_EXERCISE:_ Write out all of the lines below, exactly and completely.

_PROVIDED INFORMATION:_
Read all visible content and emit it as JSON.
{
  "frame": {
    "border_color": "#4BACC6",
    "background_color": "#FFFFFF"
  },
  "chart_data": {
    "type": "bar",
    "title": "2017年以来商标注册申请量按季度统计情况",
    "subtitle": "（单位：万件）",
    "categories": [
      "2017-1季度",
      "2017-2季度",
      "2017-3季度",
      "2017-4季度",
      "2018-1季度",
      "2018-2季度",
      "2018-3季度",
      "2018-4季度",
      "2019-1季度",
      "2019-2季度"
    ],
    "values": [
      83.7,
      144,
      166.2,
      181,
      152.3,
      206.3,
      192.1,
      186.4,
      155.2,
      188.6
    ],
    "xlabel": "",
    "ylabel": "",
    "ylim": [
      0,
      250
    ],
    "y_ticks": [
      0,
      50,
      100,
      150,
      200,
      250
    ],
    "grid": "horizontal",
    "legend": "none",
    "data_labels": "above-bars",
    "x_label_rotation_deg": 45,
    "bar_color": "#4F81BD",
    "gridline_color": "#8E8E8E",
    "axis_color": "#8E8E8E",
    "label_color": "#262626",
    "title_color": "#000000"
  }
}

_COMPLETED EXERCISE:_
Read all visible content and emit it as JSON.
{
  "frame": {
    "border_color": "#4BACC6",
    "background_color": "#FFFFFF"
  },
  "chart_data": {
    "type": "bar",
    "title": "2017年以来商标注册申请量按季度统计情况",
    "subtitle": "（单位：万件）",
    "categories": [
      "2017-1季度",
      "2017-2季度",
      "2017-3季度",
      "2017-4季度",
      "2018-1季度",
      "2018-2季度",
      "2018-3季度",
      "2018-4季度",
      "2019-1季度",
      "2019-2季度"
    ],
    "values": [
      83.7,
      144,
      166.2,
      181,
      152.3,
      206.3,
      192.1,
      186.4,
      155.2,
      188.6
    ],
    "xlabel": "",
    "ylabel": "",
    "ylim": [
      0,
      250
    ],
    "y_ticks": [
      0,
      50,
      100,
      150,
      200,
      250
    ],
    "grid": "horizontal",
    "legend": "none",
    "data_labels": "above-bars",
    "x_label_rotation_deg": 45,
    "bar_color": "#4F81BD",
    "gridline_color": "#8E8E8E",
    "axis_color": "#8E8E8E",
    "label_color": "#262626",
    "title_color": "#000000"
  }
}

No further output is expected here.